PROBLEM REQUIREMENTS: In the records below, find each line containing the word "Ocalone" and copy it.

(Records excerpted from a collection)
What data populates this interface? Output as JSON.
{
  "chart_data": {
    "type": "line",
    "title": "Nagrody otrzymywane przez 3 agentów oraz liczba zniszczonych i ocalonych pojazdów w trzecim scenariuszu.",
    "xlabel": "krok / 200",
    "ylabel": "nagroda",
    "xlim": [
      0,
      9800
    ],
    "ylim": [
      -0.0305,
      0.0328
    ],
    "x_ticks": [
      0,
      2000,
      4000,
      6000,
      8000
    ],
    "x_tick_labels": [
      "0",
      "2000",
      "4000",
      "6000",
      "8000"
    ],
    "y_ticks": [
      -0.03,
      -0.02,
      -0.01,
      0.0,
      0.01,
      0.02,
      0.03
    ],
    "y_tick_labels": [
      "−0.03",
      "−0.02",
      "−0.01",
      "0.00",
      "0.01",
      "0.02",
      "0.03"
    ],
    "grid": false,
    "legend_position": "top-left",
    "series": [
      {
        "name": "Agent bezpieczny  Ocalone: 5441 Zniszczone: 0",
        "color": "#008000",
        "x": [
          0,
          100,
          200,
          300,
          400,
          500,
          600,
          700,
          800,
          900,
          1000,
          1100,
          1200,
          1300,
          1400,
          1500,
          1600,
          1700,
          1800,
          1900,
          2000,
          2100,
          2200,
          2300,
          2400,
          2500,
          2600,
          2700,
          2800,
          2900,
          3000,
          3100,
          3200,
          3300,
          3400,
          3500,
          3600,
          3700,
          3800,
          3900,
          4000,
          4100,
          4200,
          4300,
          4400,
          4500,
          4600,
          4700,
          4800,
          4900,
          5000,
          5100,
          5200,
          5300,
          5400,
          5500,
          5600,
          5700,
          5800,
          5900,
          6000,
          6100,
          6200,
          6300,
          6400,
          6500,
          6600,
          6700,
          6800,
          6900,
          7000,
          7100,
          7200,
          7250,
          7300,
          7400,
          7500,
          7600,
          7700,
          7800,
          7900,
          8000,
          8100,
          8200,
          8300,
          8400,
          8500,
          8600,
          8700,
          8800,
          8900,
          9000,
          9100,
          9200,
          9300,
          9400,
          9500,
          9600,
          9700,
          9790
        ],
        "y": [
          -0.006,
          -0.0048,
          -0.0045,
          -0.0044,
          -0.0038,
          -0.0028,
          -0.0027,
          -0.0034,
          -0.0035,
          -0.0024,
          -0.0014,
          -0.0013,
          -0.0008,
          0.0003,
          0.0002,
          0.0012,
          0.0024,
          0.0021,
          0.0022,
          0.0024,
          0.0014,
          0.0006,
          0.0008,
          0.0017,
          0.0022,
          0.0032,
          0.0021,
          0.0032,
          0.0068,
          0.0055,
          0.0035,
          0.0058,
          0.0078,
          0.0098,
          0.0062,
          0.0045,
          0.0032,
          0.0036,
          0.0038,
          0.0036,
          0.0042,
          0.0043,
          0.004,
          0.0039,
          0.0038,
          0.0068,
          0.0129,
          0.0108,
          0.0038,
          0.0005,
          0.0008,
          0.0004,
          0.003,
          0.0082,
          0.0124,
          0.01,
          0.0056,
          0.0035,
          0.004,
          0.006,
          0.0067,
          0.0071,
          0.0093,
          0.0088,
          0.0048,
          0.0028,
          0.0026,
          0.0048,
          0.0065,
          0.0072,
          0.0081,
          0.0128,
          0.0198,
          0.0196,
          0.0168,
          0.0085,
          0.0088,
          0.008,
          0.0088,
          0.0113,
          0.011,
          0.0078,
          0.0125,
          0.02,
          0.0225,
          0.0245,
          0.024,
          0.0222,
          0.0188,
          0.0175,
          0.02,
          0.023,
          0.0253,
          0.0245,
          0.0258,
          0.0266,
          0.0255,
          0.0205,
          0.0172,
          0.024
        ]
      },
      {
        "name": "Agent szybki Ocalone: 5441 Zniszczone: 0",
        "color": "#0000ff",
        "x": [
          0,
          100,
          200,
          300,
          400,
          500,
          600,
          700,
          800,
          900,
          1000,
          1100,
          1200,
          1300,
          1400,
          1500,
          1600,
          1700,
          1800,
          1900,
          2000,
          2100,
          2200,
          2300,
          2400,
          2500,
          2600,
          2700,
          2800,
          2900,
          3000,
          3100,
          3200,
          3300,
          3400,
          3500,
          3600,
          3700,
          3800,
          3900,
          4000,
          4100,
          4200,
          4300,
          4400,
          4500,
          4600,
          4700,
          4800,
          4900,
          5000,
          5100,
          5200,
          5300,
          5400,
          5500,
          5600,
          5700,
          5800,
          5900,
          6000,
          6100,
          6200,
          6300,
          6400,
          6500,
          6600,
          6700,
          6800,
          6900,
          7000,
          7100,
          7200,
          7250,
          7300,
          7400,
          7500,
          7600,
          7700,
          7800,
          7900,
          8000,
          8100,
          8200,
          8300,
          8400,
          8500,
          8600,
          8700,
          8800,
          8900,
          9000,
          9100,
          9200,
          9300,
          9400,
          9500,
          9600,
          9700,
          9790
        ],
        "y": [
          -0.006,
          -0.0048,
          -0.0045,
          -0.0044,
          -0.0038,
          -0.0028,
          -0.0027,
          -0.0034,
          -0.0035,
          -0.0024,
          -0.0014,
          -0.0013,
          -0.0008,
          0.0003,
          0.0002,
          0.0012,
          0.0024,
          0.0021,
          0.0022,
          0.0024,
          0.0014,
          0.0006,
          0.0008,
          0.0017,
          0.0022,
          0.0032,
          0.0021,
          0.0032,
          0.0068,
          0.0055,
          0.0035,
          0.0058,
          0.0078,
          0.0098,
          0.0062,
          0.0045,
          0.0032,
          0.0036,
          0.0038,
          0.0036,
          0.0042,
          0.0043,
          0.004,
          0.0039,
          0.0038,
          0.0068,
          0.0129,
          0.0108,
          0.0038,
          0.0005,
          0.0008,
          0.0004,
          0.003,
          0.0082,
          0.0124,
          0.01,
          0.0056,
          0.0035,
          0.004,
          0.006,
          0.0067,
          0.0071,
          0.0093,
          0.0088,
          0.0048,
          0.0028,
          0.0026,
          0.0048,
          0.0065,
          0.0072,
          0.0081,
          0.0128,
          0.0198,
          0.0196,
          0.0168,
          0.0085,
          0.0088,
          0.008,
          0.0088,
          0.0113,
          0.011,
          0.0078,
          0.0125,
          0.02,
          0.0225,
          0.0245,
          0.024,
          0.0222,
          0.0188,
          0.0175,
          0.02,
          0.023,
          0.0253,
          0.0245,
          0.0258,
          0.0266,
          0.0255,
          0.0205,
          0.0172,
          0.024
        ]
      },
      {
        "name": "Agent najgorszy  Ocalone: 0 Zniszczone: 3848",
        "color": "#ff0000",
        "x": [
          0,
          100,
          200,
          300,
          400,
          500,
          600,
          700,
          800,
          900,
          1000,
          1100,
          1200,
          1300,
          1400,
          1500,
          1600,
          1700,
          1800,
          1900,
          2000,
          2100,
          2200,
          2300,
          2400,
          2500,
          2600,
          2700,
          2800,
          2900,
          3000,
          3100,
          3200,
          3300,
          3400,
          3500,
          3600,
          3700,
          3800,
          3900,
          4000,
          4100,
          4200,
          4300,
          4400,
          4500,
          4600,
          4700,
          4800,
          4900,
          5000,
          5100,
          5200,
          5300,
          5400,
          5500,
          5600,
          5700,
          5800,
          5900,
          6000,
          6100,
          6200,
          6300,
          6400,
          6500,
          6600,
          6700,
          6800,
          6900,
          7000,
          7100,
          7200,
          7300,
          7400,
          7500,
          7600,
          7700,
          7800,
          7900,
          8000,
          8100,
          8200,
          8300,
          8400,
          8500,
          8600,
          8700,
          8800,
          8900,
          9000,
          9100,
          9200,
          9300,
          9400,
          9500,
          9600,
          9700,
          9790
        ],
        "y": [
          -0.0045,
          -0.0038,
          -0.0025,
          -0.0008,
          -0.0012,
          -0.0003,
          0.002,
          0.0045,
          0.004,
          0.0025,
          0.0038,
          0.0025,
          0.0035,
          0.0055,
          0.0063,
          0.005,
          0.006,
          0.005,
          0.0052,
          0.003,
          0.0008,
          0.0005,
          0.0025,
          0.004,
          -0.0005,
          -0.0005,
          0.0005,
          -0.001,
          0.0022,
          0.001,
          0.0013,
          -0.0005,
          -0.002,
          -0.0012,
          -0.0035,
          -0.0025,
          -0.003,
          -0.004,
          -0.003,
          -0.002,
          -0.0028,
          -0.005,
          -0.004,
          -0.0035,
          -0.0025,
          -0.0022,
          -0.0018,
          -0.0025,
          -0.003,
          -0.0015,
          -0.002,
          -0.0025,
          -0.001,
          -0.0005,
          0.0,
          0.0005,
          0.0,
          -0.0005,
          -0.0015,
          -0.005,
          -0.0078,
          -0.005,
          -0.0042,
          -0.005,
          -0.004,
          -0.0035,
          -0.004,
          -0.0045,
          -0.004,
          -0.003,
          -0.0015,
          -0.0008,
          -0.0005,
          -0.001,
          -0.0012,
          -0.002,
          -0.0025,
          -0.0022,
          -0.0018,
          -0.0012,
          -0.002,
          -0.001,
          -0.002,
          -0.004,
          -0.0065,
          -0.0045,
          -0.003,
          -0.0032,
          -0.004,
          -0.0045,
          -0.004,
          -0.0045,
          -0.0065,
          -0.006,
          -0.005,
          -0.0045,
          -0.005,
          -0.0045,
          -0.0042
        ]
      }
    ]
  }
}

THE RESPONSE:
        "name": "Agent bezpieczny  Ocalone: 5441 Zniszczone: 0",
        "name": "Agent szybki Ocalone: 5441 Zniszczone: 0",
        "name": "Agent najgorszy  Ocalone: 0 Zniszczone: 3848",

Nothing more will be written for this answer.